◆ THE REQUEST
Without the images, write out all of the following entries exactly.

◆ RAW DATA

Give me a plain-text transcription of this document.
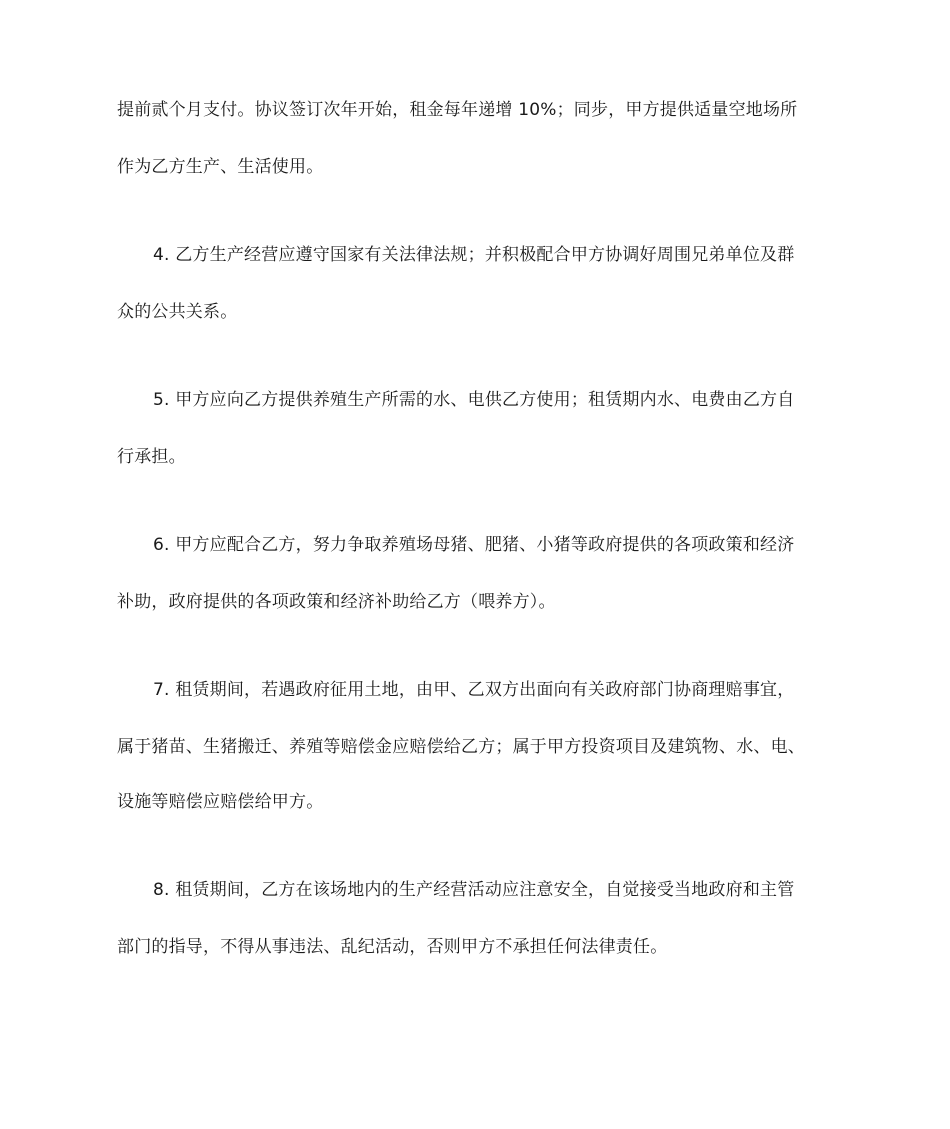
提前贰个月支付。协议签订次年开始，租金每年递增 10%；同步，甲方提供适量空地场所
作为乙方生产、生活使用。
4. 乙方生产经营应遵守国家有关法律法规；并积极配合甲方协调好周围兄弟单位及群
众的公共关系。
5. 甲方应向乙方提供养殖生产所需的水、电供乙方使用；租赁期内水、电费由乙方自
行承担。
6. 甲方应配合乙方，努力争取养殖场母猪、肥猪、小猪等政府提供的各项政策和经济
补助，政府提供的各项政策和经济补助给乙方（喂养方）。
7. 租赁期间，若遇政府征用土地，由甲、乙双方出面向有关政府部门协商理赔事宜，
属于猪苗、生猪搬迁、养殖等赔偿金应赔偿给乙方；属于甲方投资项目及建筑物、水、电、
设施等赔偿应赔偿给甲方。
8. 租赁期间，乙方在该场地内的生产经营活动应注意安全，自觉接受当地政府和主管
部门的指导，不得从事违法、乱纪活动，否则甲方不承担任何法律责任。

◆ TASK ANSWER
Give me a plain-text transcription of this document.
提前贰个月支付。协议签订次年开始，租金每年递增 10%；同步，甲方提供适量空地场所
作为乙方生产、生活使用。
4. 乙方生产经营应遵守国家有关法律法规；并积极配合甲方协调好周围兄弟单位及群
众的公共关系。
5. 甲方应向乙方提供养殖生产所需的水、电供乙方使用；租赁期内水、电费由乙方自
行承担。
6. 甲方应配合乙方，努力争取养殖场母猪、肥猪、小猪等政府提供的各项政策和经济
补助，政府提供的各项政策和经济补助给乙方（喂养方）。
7. 租赁期间，若遇政府征用土地，由甲、乙双方出面向有关政府部门协商理赔事宜，
属于猪苗、生猪搬迁、养殖等赔偿金应赔偿给乙方；属于甲方投资项目及建筑物、水、电、
设施等赔偿应赔偿给甲方。
8. 租赁期间，乙方在该场地内的生产经营活动应注意安全，自觉接受当地政府和主管
部门的指导，不得从事违法、乱纪活动，否则甲方不承担任何法律责任。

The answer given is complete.